## Short exercise:
Pick out each line below containing "Febrero".

*** Records supplied

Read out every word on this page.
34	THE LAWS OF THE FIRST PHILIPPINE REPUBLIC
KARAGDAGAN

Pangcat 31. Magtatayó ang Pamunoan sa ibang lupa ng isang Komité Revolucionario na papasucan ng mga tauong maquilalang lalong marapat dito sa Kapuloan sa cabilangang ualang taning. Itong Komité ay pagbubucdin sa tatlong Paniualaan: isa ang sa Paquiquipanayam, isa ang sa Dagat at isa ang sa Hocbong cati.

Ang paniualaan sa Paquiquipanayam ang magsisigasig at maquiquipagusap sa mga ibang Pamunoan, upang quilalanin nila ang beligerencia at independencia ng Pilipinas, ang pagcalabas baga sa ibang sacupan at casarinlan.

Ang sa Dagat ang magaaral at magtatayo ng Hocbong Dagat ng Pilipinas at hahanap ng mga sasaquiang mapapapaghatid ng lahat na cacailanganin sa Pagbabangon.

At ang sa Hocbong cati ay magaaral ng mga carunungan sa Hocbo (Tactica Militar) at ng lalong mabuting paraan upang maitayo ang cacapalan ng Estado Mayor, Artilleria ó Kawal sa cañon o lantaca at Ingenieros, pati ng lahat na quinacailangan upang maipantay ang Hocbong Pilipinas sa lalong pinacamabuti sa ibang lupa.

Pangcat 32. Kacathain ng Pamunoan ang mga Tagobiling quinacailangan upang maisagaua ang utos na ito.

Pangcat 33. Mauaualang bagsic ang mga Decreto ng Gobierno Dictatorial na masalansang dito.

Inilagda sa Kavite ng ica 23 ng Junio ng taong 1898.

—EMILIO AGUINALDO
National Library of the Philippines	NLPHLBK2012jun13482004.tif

******
*** Records supplied

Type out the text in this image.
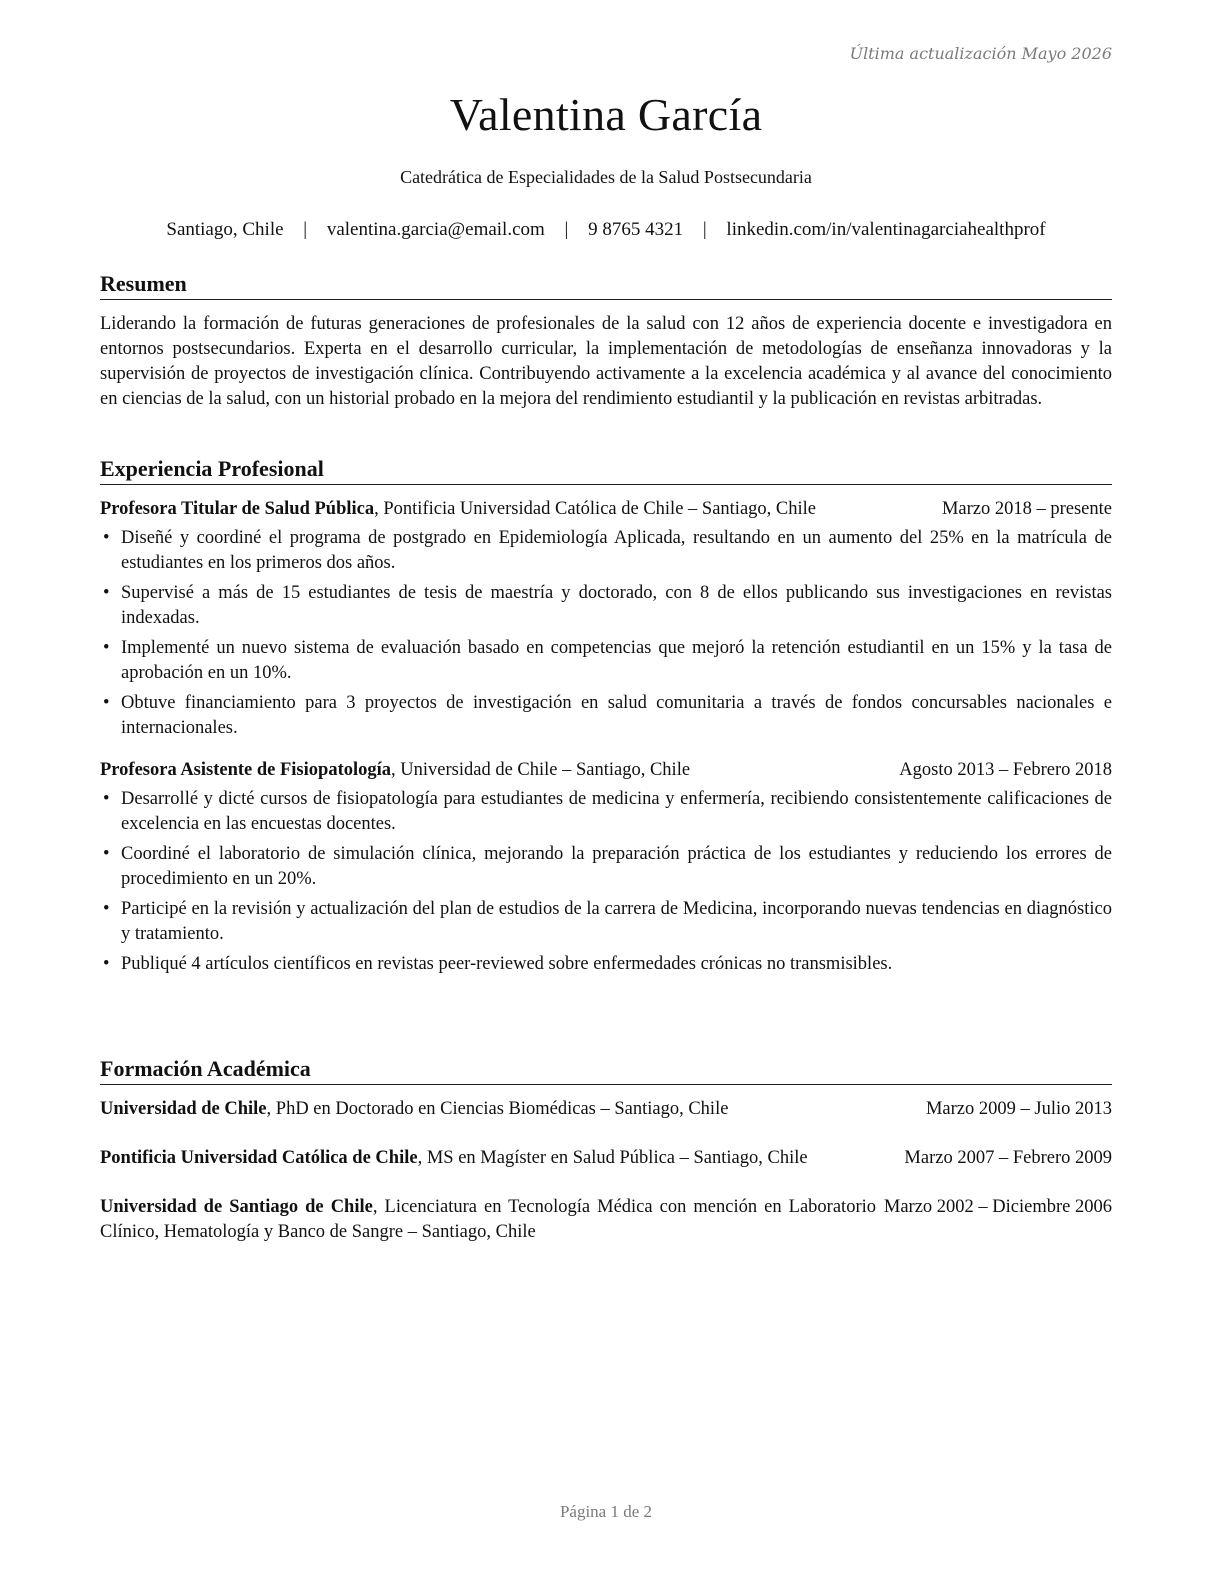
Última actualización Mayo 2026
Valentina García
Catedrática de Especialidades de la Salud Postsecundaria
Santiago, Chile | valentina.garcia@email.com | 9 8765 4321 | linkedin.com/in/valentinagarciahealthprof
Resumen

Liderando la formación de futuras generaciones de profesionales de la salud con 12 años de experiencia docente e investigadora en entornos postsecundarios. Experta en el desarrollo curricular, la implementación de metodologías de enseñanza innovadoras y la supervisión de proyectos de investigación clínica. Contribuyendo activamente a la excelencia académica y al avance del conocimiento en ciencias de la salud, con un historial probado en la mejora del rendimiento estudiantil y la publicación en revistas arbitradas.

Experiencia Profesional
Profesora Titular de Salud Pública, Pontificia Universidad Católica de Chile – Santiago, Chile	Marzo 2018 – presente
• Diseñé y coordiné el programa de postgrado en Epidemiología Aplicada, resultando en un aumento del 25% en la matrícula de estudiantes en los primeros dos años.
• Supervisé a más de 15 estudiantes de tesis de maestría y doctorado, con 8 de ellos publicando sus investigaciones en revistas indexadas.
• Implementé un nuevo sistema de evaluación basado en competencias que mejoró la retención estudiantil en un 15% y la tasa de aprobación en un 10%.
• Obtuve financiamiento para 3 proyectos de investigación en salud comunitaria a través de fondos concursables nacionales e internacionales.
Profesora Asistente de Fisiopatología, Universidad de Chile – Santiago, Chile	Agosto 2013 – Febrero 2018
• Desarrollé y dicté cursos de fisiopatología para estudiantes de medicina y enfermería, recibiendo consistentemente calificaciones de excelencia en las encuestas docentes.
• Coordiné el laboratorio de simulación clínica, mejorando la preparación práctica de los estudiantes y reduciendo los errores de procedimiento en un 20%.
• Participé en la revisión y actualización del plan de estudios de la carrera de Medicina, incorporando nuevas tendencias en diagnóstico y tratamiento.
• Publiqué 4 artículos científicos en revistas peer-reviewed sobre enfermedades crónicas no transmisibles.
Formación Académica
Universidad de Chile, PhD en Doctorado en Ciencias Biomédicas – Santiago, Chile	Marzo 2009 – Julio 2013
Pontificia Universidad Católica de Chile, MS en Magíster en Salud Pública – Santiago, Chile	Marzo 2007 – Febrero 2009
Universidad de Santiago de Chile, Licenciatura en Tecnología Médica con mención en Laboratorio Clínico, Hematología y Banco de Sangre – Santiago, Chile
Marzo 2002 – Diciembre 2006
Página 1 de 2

******

## Solution to the exercise:
Profesora Asistente de Fisiopatología, Universidad de Chile – Santiago, Chile	Agosto 2013 – Febrero 2018
Pontificia Universidad Católica de Chile, MS en Magíster en Salud Pública – Santiago, Chile	Marzo 2007 – Febrero 2009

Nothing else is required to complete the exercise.